Could you condense the paragraph in the commentary on the Hayes dissent that begins "I highlight here a key phrase" into a short list of its main points?

--- begin Extract to read ---

Construing §922(g)(9) to exclude the domestic abuser convicted under a generic use-of-force statute (one that does not designate a domestic relationship as an element of the offense) would frustrate Congress’ manifest purpose. Firearms and domestic strife are a potentially deadly combination nationwide. See, e.g., Brief for Brady Center to Prevent Gun Violence et al. as Amici Curiae 8–15....
I highlight here key sentences because they reveal the willingness of a majority of the Supreme Court, including two of the Justices in the majority in Heller, to embrace and endorse assertions by proponents of broad gun bans and by the Brady Center as to just when certain types of firearm possession are sufficiently "dangerous" and "potentially deadly" to obviate any apparent constitutional concerns with using federal criminal prohibitions to restrict broadly any gun possession in the home by certain persons.
Perhaps even more telling, however, are the punches pulled by even Chief Justice Roberts in his closing statements in his Hayes dissent (which was joined by the surprisingly silent Justice Scalia, author of Heller majority opinion):
It cannot fairly be said here that the [statutory] text [prohibiting prohibiting gun possession by certain persons] “clearly warrants” the counter-intuitive conclusion that a “crime of domestic violence” need not have domestic violence as an element. That leaves the majority’s arguments about legislative history and statutory purpose. This is not the “rare” case in which such grounds provide “fair warning,” especially given that there is nothing wrong with the conduct punished — possessing a firearm — if the prior misdemeanor is not covered by the statute.
If the rule of lenity means anything, it is that an individual should not go to jail for failing to conduct a 50-state survey or comb through obscure legislative history. Ten years in jail is too much to hinge on the will-o’-the-wisp of statutory meaning pursued by the majority.
I highlight here a key phrase that sure seems to damn "possessing a firearm" with faint praise. Note that the Chief says merely that "there is nothing wrong with the conduct" of possessing a firearm. In the wake of Heller, it is telling that he does not say instead that "there is a provision of the Constitution that protects an individual right to engage in the conduct" of possessing a firearm in the home for self-protection. Moreover, in light of Heller, wouldn't reference to the Second Amendment have been appropriate at the close of this dissent? Why didn't the Chief (or Justice Scalia) add something like this:
If the Second Amendment and Heller means anything, it is that an individual should not forever lose his right to possess a gun just because he may have long ago pled guilty to a misdemeanor that the state now says makes him too dangerous to retain his constitutional right to personal self-defense in the home. Ten years in jail is too much to threaten on the will-o’-the-wisp of potential misdemeanor prosecutions secured by states that might be eager to pursue back-door limits on who can exercise Second Amendment rights.

--- end Extract to read ---
--- begin Data provided ---

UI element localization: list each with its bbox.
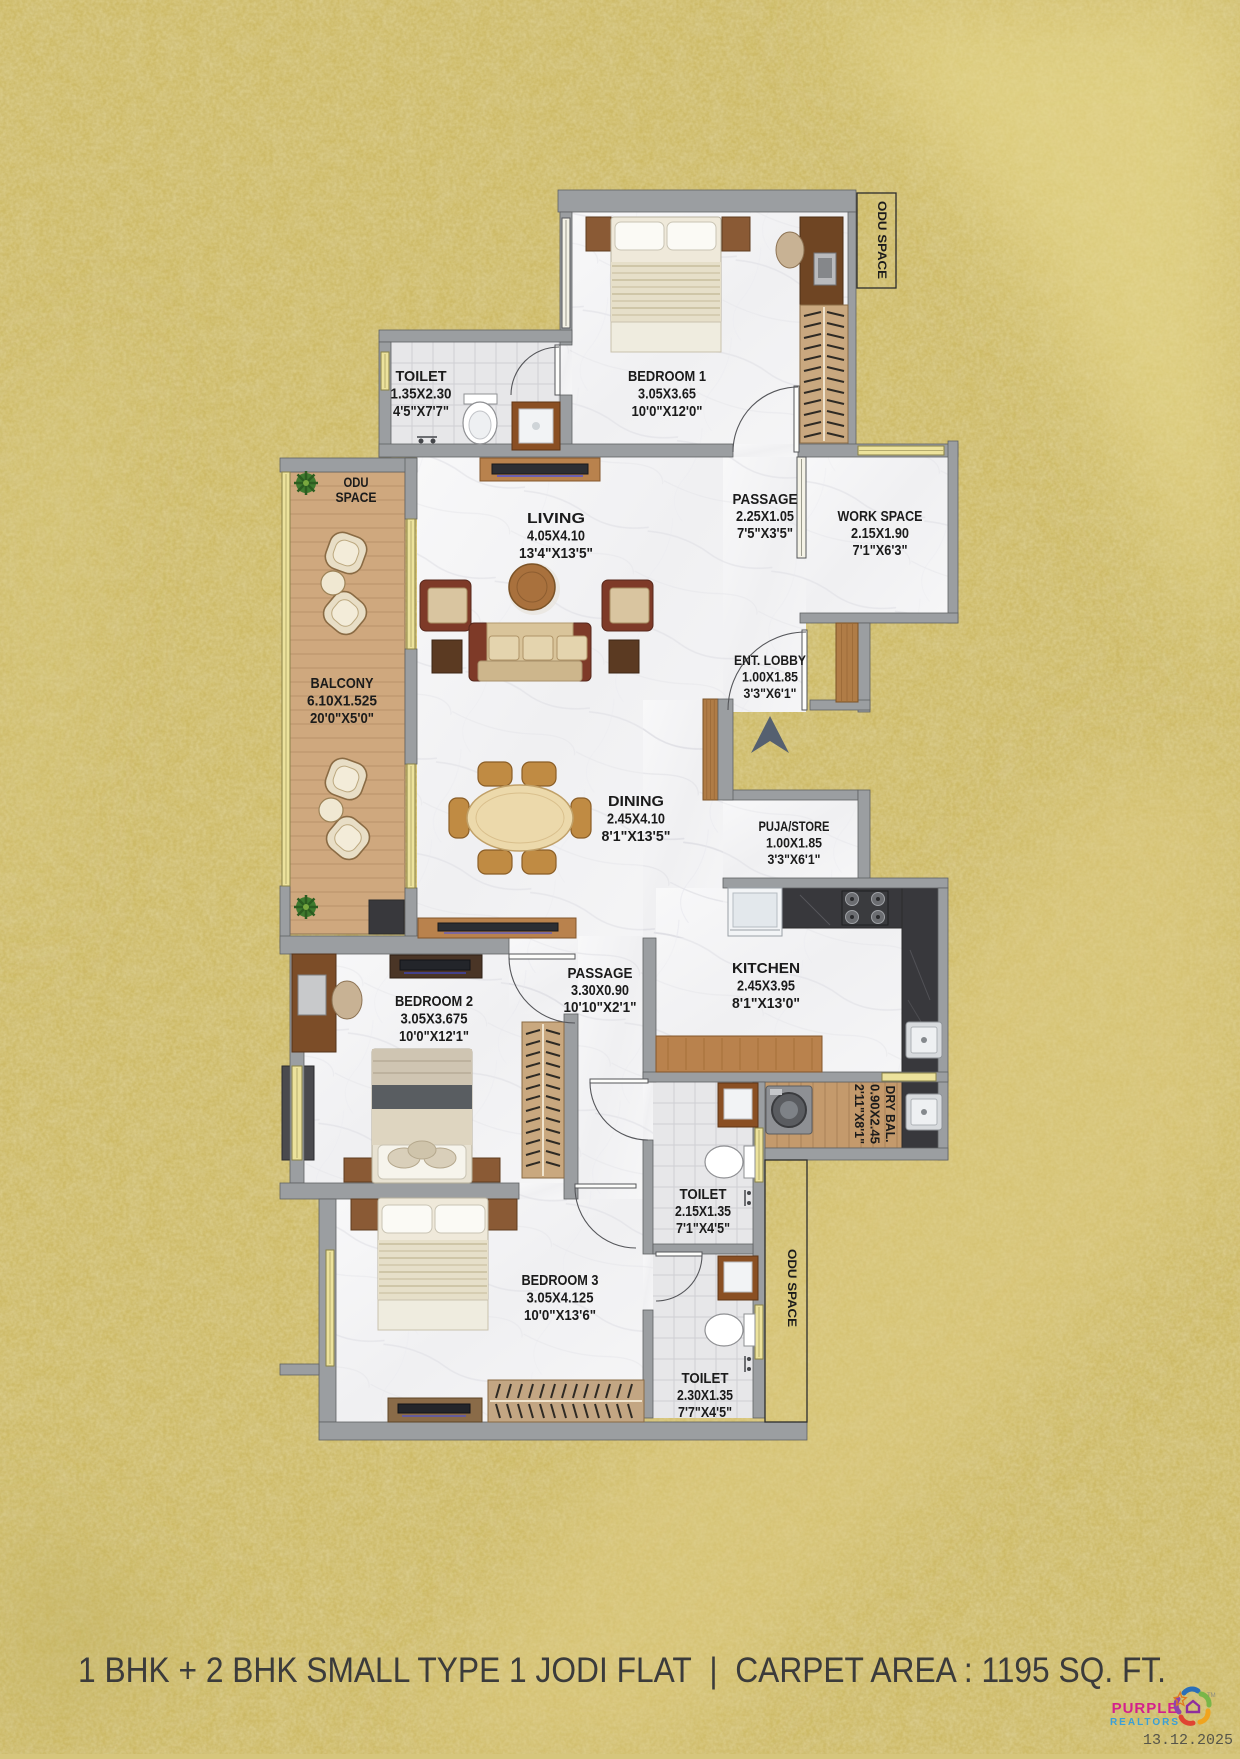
svg-text:7'1"X4'5": 7'1"X4'5": [676, 1221, 730, 1237]
svg-text:10'0"X12'0": 10'0"X12'0": [632, 403, 703, 420]
svg-text:2.25X1.05: 2.25X1.05: [736, 509, 794, 525]
svg-text:PASSAGE: PASSAGE: [733, 492, 798, 508]
svg-text:PURPLE: PURPLE: [1112, 1700, 1179, 1717]
svg-text:1.35X2.30: 1.35X2.30: [391, 386, 452, 403]
svg-text:7'7"X4'5": 7'7"X4'5": [678, 1405, 732, 1421]
svg-text:10'0"X12'1": 10'0"X12'1": [399, 1028, 469, 1045]
svg-text:2'11"X8'1": 2'11"X8'1": [852, 1084, 867, 1144]
svg-text:DINING: DINING: [608, 793, 664, 810]
svg-text:SPACE: SPACE: [336, 490, 377, 505]
svg-text:DRY BAL.: DRY BAL.: [883, 1086, 898, 1143]
svg-text:BEDROOM 2: BEDROOM 2: [395, 993, 473, 1010]
svg-text:8'1"X13'5": 8'1"X13'5": [602, 828, 671, 845]
svg-text:3.05X3.65: 3.05X3.65: [638, 386, 696, 403]
svg-text:10'0"X13'6": 10'0"X13'6": [524, 1307, 596, 1324]
svg-text:2.45X3.95: 2.45X3.95: [737, 978, 795, 995]
svg-text:3.05X4.125: 3.05X4.125: [527, 1290, 594, 1307]
svg-text:TOILET: TOILET: [680, 1187, 727, 1203]
svg-text:3'3"X6'1": 3'3"X6'1": [768, 851, 821, 867]
svg-text:REALTORS: REALTORS: [1110, 1717, 1180, 1728]
svg-text:2.45X4.10: 2.45X4.10: [607, 811, 665, 828]
svg-text:4'5"X7'7": 4'5"X7'7": [393, 403, 449, 420]
svg-text:PASSAGE: PASSAGE: [568, 966, 633, 982]
svg-text:10'10"X2'1": 10'10"X2'1": [564, 1000, 637, 1016]
svg-text:1.00X1.85: 1.00X1.85: [766, 835, 822, 851]
svg-text:PUJA/STORE: PUJA/STORE: [759, 818, 830, 834]
svg-text:7'1"X6'3": 7'1"X6'3": [853, 543, 908, 559]
svg-text:8'1"X13'0": 8'1"X13'0": [732, 995, 800, 1012]
svg-text:3.30X0.90: 3.30X0.90: [571, 983, 629, 999]
svg-text:2.15X1.90: 2.15X1.90: [851, 526, 909, 542]
svg-text:BEDROOM 3: BEDROOM 3: [522, 1272, 599, 1289]
svg-text:2.15X1.35: 2.15X1.35: [675, 1204, 731, 1220]
svg-text:0.90X2.45: 0.90X2.45: [868, 1084, 883, 1144]
svg-text:BEDROOM 1: BEDROOM 1: [628, 368, 706, 385]
svg-text:2.30X1.35: 2.30X1.35: [677, 1388, 733, 1404]
svg-text:KITCHEN: KITCHEN: [732, 960, 800, 977]
svg-text:ODU SPACE: ODU SPACE: [785, 1249, 799, 1327]
svg-text:4.05X4.10: 4.05X4.10: [527, 528, 585, 545]
svg-text:LIVING: LIVING: [527, 510, 585, 527]
svg-text:ODU SPACE: ODU SPACE: [875, 201, 889, 279]
svg-text:ODU: ODU: [344, 475, 369, 490]
svg-text:TOILET: TOILET: [396, 368, 447, 385]
svg-text:TOILET: TOILET: [682, 1371, 729, 1387]
svg-text:3'3"X6'1": 3'3"X6'1": [744, 685, 797, 701]
svg-text:1.00X1.85: 1.00X1.85: [742, 669, 798, 685]
svg-text:BALCONY: BALCONY: [311, 675, 374, 692]
svg-text:WORK SPACE: WORK SPACE: [838, 509, 923, 525]
svg-text:TM: TM: [1207, 1693, 1216, 1699]
svg-text:13'4"X13'5": 13'4"X13'5": [519, 545, 593, 562]
svg-text:1 BHK + 2 BHK SMALL TYPE 1 JOD: 1 BHK + 2 BHK SMALL TYPE 1 JODI FLAT | C…: [78, 1651, 1166, 1690]
svg-text:ENT. LOBBY: ENT. LOBBY: [734, 652, 807, 668]
svg-text:3.05X3.675: 3.05X3.675: [401, 1011, 468, 1028]
svg-text:6.10X1.525: 6.10X1.525: [307, 693, 377, 710]
svg-text:20'0"X5'0": 20'0"X5'0": [310, 710, 374, 727]
svg-text:13.12.2025: 13.12.2025: [1143, 1732, 1233, 1749]
svg-text:7'5"X3'5": 7'5"X3'5": [737, 526, 793, 542]
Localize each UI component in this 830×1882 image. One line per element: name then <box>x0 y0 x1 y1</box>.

--- end Data provided ---

__Answer to the exercise__
- The phrase in question seems to damn "possessing a firearm" with faint praise.
- The Chief Justice says only that "there is nothing wrong with the conduct" of possessing a firearm.
- After Heller, he does not say instead that a provision of the Constitution protects an individual right to possess a firearm in the home for self-protection.
- In light of Heller, a reference to the Second Amendment would seem appropriate at the close of the dissent.
- The paragraph asks why the Chief Justice, or Justice Scalia, did not add such language.